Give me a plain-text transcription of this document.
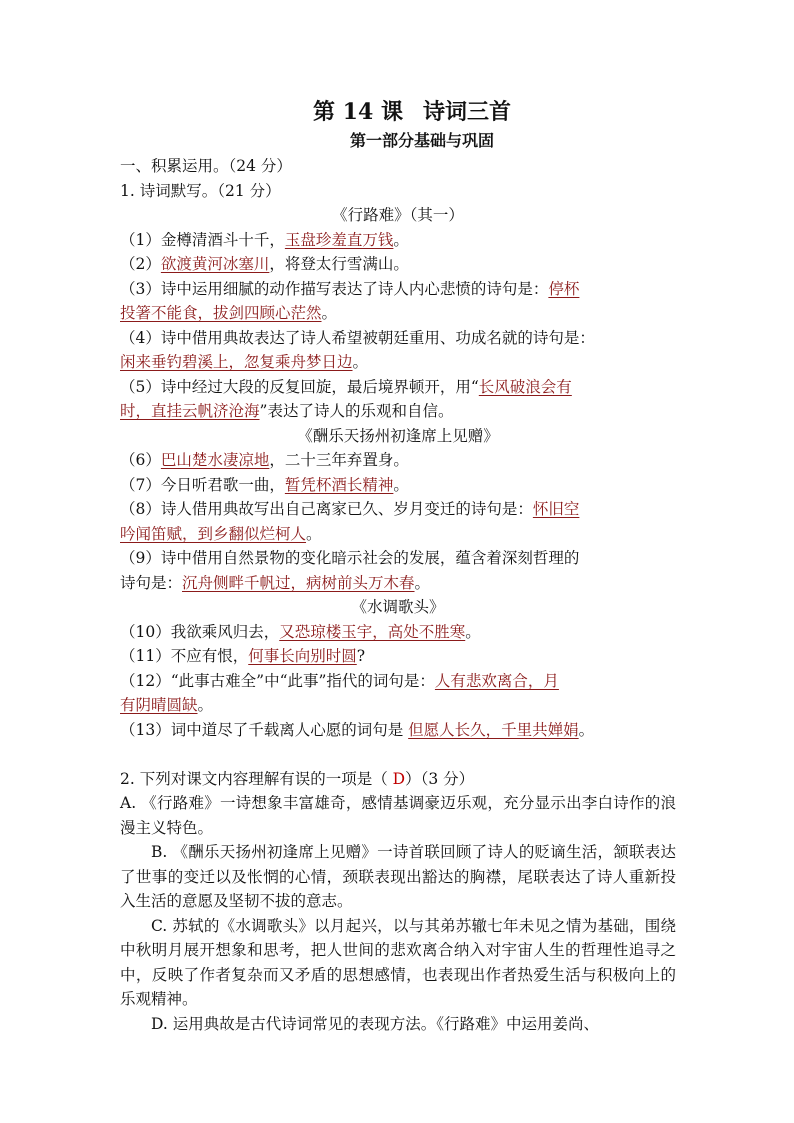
第 14 课 诗词三首
第一部分基础与巩固
一、积累运用。（24 分）
1. 诗词默写。（21 分）
《行路难》（其一）
（1）金樽清酒斗十千，玉盘珍羞直万钱。
（2）欲渡黄河冰塞川，将登太行雪满山。
（3）诗中运用细腻的动作描写表达了诗人内心悲愤的诗句是：停杯
投箸不能食，拔剑四顾心茫然。
（4）诗中借用典故表达了诗人希望被朝廷重用、功成名就的诗句是：
闲来垂钓碧溪上，忽复乘舟梦日边。
（5）诗中经过大段的反复回旋，最后境界顿开，用“长风破浪会有
时，直挂云帆济沧海”表达了诗人的乐观和自信。
《酬乐天扬州初逢席上见赠》
（6）巴山楚水凄凉地，二十三年弃置身。
（7）今日听君歌一曲，暂凭杯酒长精神。
（8）诗人借用典故写出自己离家已久、岁月变迁的诗句是：怀旧空
吟闻笛赋，到乡翻似烂柯人。
（9）诗中借用自然景物的变化暗示社会的发展，蕴含着深刻哲理的
诗句是：沉舟侧畔千帆过，病树前头万木春。
《水调歌头》
（10）我欲乘风归去，又恐琼楼玉宇，高处不胜寒。
（11）不应有恨，何事长向别时圆?
（12）“此事古难全”中“此事”指代的词句是：人有悲欢离合，月
有阴晴圆缺。
（13）词中道尽了千载离人心愿的词句是 但愿人长久，千里共婵娟。
2. 下列对课文内容理解有误的一项是（ D）（3 分）
A. 《行路难》一诗想象丰富雄奇，感情基调豪迈乐观，充分显示出李白诗作的浪漫主义特色。
B. 《酬乐天扬州初逢席上见赠》一诗首联回顾了诗人的贬谪生活，颔联表达了世事的变迁以及怅惘的心情，颈联表现出豁达的胸襟，尾联表达了诗人重新投入生活的意愿及坚韧不拔的意志。
C. 苏轼的《水调歌头》以月起兴，以与其弟苏辙七年未见之情为基础，围绕中秋明月展开想象和思考，把人世间的悲欢离合纳入对宇宙人生的哲理性追寻之中，反映了作者复杂而又矛盾的思想感情，也表现出作者热爱生活与积极向上的乐观精神。
D. 运用典故是古代诗词常见的表现方法。《行路难》中运用姜尚、
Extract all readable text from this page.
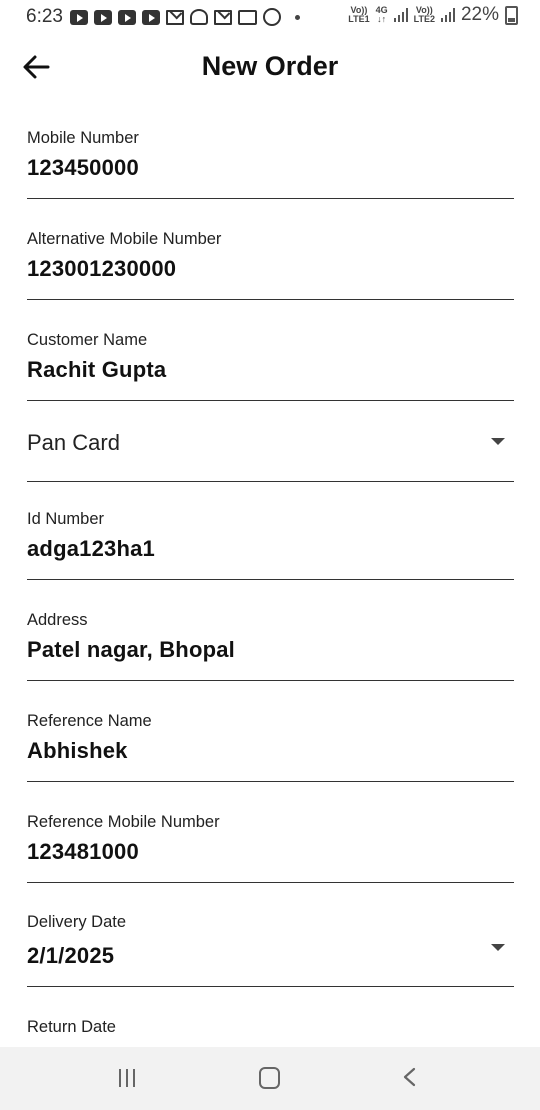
6:23	Vo))
LTE1
4G
↓↑
Vo))
LTE2 22%
New Order
Mobile Number
123450000
Alternative Mobile Number
123001230000
Customer Name
Rachit Gupta
Pan Card
Id Number
adga123ha1
Address
Patel nagar, Bhopal
Reference Name
Abhishek
Reference Mobile Number
123481000
Delivery Date
2/1/2025
Return Date
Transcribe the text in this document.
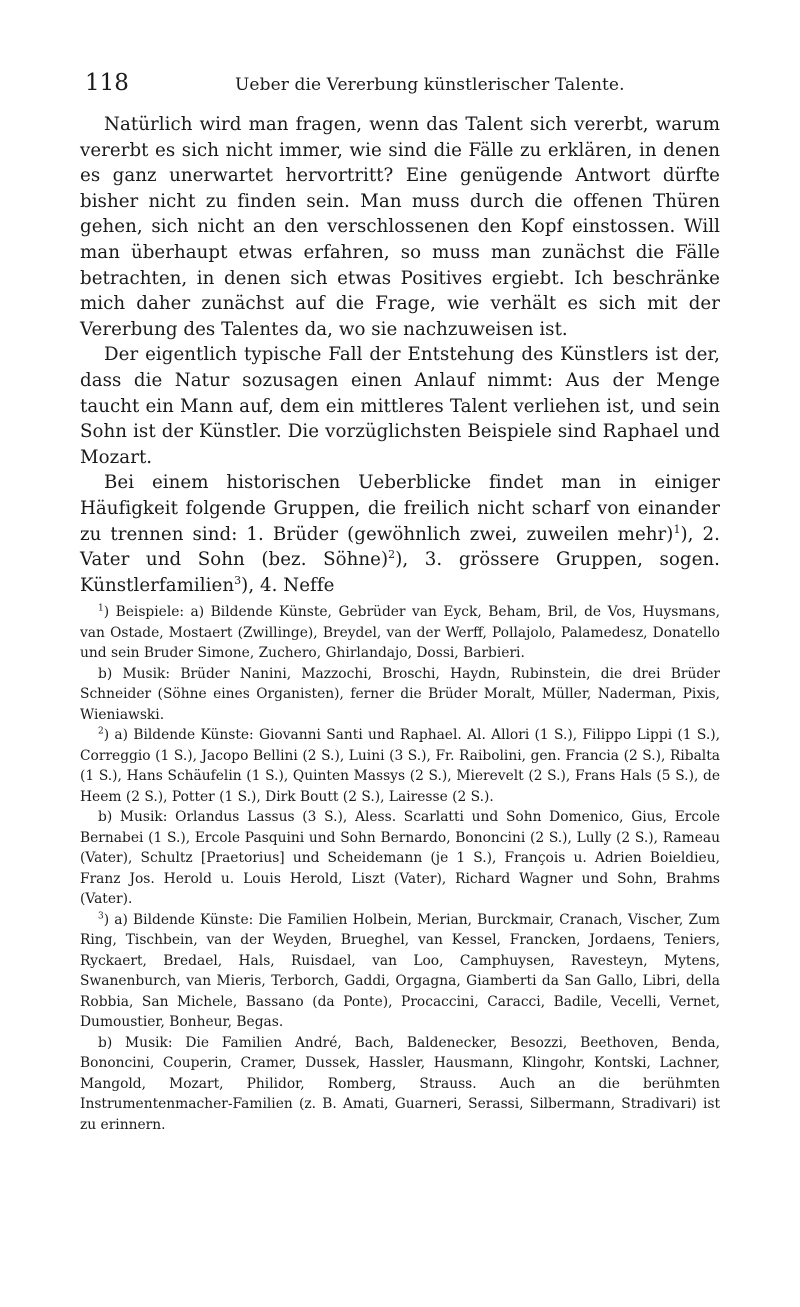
118	Ueber die Vererbung künstlerischer Talente.

Natürlich wird man fragen, wenn das Talent sich vererbt, warum vererbt es sich nicht immer, wie sind die Fälle zu erklären, in denen es ganz unerwartet hervortritt? Eine genügende Antwort dürfte bisher nicht zu finden sein. Man muss durch die offenen Thüren gehen, sich nicht an den verschlossenen den Kopf einstossen. Will man überhaupt etwas erfahren, so muss man zunächst die Fälle betrachten, in denen sich etwas Positives ergiebt. Ich beschränke mich daher zunächst auf die Frage, wie verhält es sich mit der Vererbung des Talentes da, wo sie nachzuweisen ist.

Der eigentlich typische Fall der Entstehung des Künstlers ist der, dass die Natur sozusagen einen Anlauf nimmt: Aus der Menge taucht ein Mann auf, dem ein mittleres Talent verliehen ist, und sein Sohn ist der Künstler. Die vorzüglichsten Beispiele sind Raphael und Mozart.

Bei einem historischen Ueberblicke findet man in einiger Häufigkeit folgende Gruppen, die freilich nicht scharf von einander zu trennen sind: 1. Brüder (gewöhnlich zwei, zuweilen mehr)$^1$), 2. Vater und Sohn (bez. Söhne)$^2$), 3. grössere Gruppen, sogen. Künstlerfamilien$^3$), 4. Neffe

$^1$) Beispiele: a) Bildende Künste, Gebrüder van Eyck, Beham, Bril, de Vos, Huysmans, van Ostade, Mostaert (Zwillinge), Breydel, van der Werff, Pollajolo, Palamedesz, Donatello und sein Bruder Simone, Zuchero, Ghirlandajo, Dossi, Barbieri.

b) Musik: Brüder Nanini, Mazzochi, Broschi, Haydn, Rubinstein, die drei Brüder Schneider (Söhne eines Organisten), ferner die Brüder Moralt, Müller, Naderman, Pixis, Wieniawski.

$^2$) a) Bildende Künste: Giovanni Santi und Raphael. Al. Allori (1 S.), Filippo Lippi (1 S.), Correggio (1 S.), Jacopo Bellini (2 S.), Luini (3 S.), Fr. Raibolini, gen. Francia (2 S.), Ribalta (1 S.), Hans Schäufelin (1 S.), Quinten Massys (2 S.), Mierevelt (2 S.), Frans Hals (5 S.), de Heem (2 S.), Potter (1 S.), Dirk Boutt (2 S.), Lairesse (2 S.).

b) Musik: Orlandus Lassus (3 S.), Aless. Scarlatti und Sohn Domenico, Gius, Ercole Bernabei (1 S.), Ercole Pasquini und Sohn Bernardo, Bononcini (2 S.), Lully (2 S.), Rameau (Vater), Schultz [Praetorius] und Scheidemann (je 1 S.), François u. Adrien Boieldieu, Franz Jos. Herold u. Louis Herold, Liszt (Vater), Richard Wagner und Sohn, Brahms (Vater).

$^3$) a) Bildende Künste: Die Familien Holbein, Merian, Burckmair, Cranach, Vischer, Zum Ring, Tischbein, van der Weyden, Brueghel, van Kessel, Francken, Jordaens, Teniers, Ryckaert, Bredael, Hals, Ruisdael, van Loo, Camphuysen, Ravesteyn, Mytens, Swanenburch, van Mieris, Terborch, Gaddi, Orgagna, Giamberti da San Gallo, Libri, della Robbia, San Michele, Bassano (da Ponte), Procaccini, Caracci, Badile, Vecelli, Vernet, Dumoustier, Bonheur, Begas.

b) Musik: Die Familien André, Bach, Baldenecker, Besozzi, Beethoven, Benda, Bononcini, Couperin, Cramer, Dussek, Hassler, Hausmann, Klingohr, Kontski, Lachner, Mangold, Mozart, Philidor, Romberg, Strauss. Auch an die berühmten Instrumentenmacher-Familien (z. B. Amati, Guarneri, Serassi, Silbermann, Stradivari) ist zu erinnern.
_____
**EXERCISE GOAL:**
Repeat the data in full and exactly. Omit pictures.

**FULL ANSWER:**
Give me a plain-text transcription of this document.
第 14 课 诗词三首
第一部分基础与巩固
一、积累运用。（24 分）
1. 诗词默写。（21 分）
《行路难》（其一）
（1）金樽清酒斗十千，玉盘珍羞直万钱。
（2）欲渡黄河冰塞川，将登太行雪满山。
（3）诗中运用细腻的动作描写表达了诗人内心悲愤的诗句是：停杯
投箸不能食，拔剑四顾心茫然。
（4）诗中借用典故表达了诗人希望被朝廷重用、功成名就的诗句是：
闲来垂钓碧溪上，忽复乘舟梦日边。
（5）诗中经过大段的反复回旋，最后境界顿开，用“长风破浪会有
时，直挂云帆济沧海”表达了诗人的乐观和自信。
《酬乐天扬州初逢席上见赠》
（6）巴山楚水凄凉地，二十三年弃置身。
（7）今日听君歌一曲，暂凭杯酒长精神。
（8）诗人借用典故写出自己离家已久、岁月变迁的诗句是：怀旧空
吟闻笛赋，到乡翻似烂柯人。
（9）诗中借用自然景物的变化暗示社会的发展，蕴含着深刻哲理的
诗句是：沉舟侧畔千帆过，病树前头万木春。
《水调歌头》
（10）我欲乘风归去，又恐琼楼玉宇，高处不胜寒。
（11）不应有恨，何事长向别时圆?
（12）“此事古难全”中“此事”指代的词句是：人有悲欢离合，月
有阴晴圆缺。
（13）词中道尽了千载离人心愿的词句是 但愿人长久，千里共婵娟。
2. 下列对课文内容理解有误的一项是（ D）（3 分）
A. 《行路难》一诗想象丰富雄奇，感情基调豪迈乐观，充分显示出李白诗作的浪漫主义特色。
B. 《酬乐天扬州初逢席上见赠》一诗首联回顾了诗人的贬谪生活，颔联表达了世事的变迁以及怅惘的心情，颈联表现出豁达的胸襟，尾联表达了诗人重新投入生活的意愿及坚韧不拔的意志。
C. 苏轼的《水调歌头》以月起兴，以与其弟苏辙七年未见之情为基础，围绕中秋明月展开想象和思考，把人世间的悲欢离合纳入对宇宙人生的哲理性追寻之中，反映了作者复杂而又矛盾的思想感情，也表现出作者热爱生活与积极向上的乐观精神。
D. 运用典故是古代诗词常见的表现方法。《行路难》中运用姜尚、
Extract all readable text from this page.
6:23	Vo))
LTE1
4G
↓↑
Vo))
LTE2 22%
New Order
Mobile Number
123450000
Alternative Mobile Number
123001230000
Customer Name
Rachit Gupta
Pan Card
Id Number
adga123ha1
Address
Patel nagar, Bhopal
Reference Name
Abhishek
Reference Mobile Number
123481000
Delivery Date
2/1/2025
Return Date
Transcribe the text in this document.
118	Ueber die Vererbung künstlerischer Talente.

Natürlich wird man fragen, wenn das Talent sich vererbt, warum vererbt es sich nicht immer, wie sind die Fälle zu erklären, in denen es ganz unerwartet hervortritt? Eine genügende Antwort dürfte bisher nicht zu finden sein. Man muss durch die offenen Thüren gehen, sich nicht an den verschlossenen den Kopf einstossen. Will man überhaupt etwas erfahren, so muss man zunächst die Fälle betrachten, in denen sich etwas Positives ergiebt. Ich beschränke mich daher zunächst auf die Frage, wie verhält es sich mit der Vererbung des Talentes da, wo sie nachzuweisen ist.

Der eigentlich typische Fall der Entstehung des Künstlers ist der, dass die Natur sozusagen einen Anlauf nimmt: Aus der Menge taucht ein Mann auf, dem ein mittleres Talent verliehen ist, und sein Sohn ist der Künstler. Die vorzüglichsten Beispiele sind Raphael und Mozart.

Bei einem historischen Ueberblicke findet man in einiger Häufigkeit folgende Gruppen, die freilich nicht scharf von einander zu trennen sind: 1. Brüder (gewöhnlich zwei, zuweilen mehr)$^1$), 2. Vater und Sohn (bez. Söhne)$^2$), 3. grössere Gruppen, sogen. Künstlerfamilien$^3$), 4. Neffe

$^1$) Beispiele: a) Bildende Künste, Gebrüder van Eyck, Beham, Bril, de Vos, Huysmans, van Ostade, Mostaert (Zwillinge), Breydel, van der Werff, Pollajolo, Palamedesz, Donatello und sein Bruder Simone, Zuchero, Ghirlandajo, Dossi, Barbieri.

b) Musik: Brüder Nanini, Mazzochi, Broschi, Haydn, Rubinstein, die drei Brüder Schneider (Söhne eines Organisten), ferner die Brüder Moralt, Müller, Naderman, Pixis, Wieniawski.

$^2$) a) Bildende Künste: Giovanni Santi und Raphael. Al. Allori (1 S.), Filippo Lippi (1 S.), Correggio (1 S.), Jacopo Bellini (2 S.), Luini (3 S.), Fr. Raibolini, gen. Francia (2 S.), Ribalta (1 S.), Hans Schäufelin (1 S.), Quinten Massys (2 S.), Mierevelt (2 S.), Frans Hals (5 S.), de Heem (2 S.), Potter (1 S.), Dirk Boutt (2 S.), Lairesse (2 S.).

b) Musik: Orlandus Lassus (3 S.), Aless. Scarlatti und Sohn Domenico, Gius, Ercole Bernabei (1 S.), Ercole Pasquini und Sohn Bernardo, Bononcini (2 S.), Lully (2 S.), Rameau (Vater), Schultz [Praetorius] und Scheidemann (je 1 S.), François u. Adrien Boieldieu, Franz Jos. Herold u. Louis Herold, Liszt (Vater), Richard Wagner und Sohn, Brahms (Vater).

$^3$) a) Bildende Künste: Die Familien Holbein, Merian, Burckmair, Cranach, Vischer, Zum Ring, Tischbein, van der Weyden, Brueghel, van Kessel, Francken, Jordaens, Teniers, Ryckaert, Bredael, Hals, Ruisdael, van Loo, Camphuysen, Ravesteyn, Mytens, Swanenburch, van Mieris, Terborch, Gaddi, Orgagna, Giamberti da San Gallo, Libri, della Robbia, San Michele, Bassano (da Ponte), Procaccini, Caracci, Badile, Vecelli, Vernet, Dumoustier, Bonheur, Begas.

b) Musik: Die Familien André, Bach, Baldenecker, Besozzi, Beethoven, Benda, Bononcini, Couperin, Cramer, Dussek, Hassler, Hausmann, Klingohr, Kontski, Lachner, Mangold, Mozart, Philidor, Romberg, Strauss. Auch an die berühmten Instrumentenmacher-Familien (z. B. Amati, Guarneri, Serassi, Silbermann, Stradivari) ist zu erinnern.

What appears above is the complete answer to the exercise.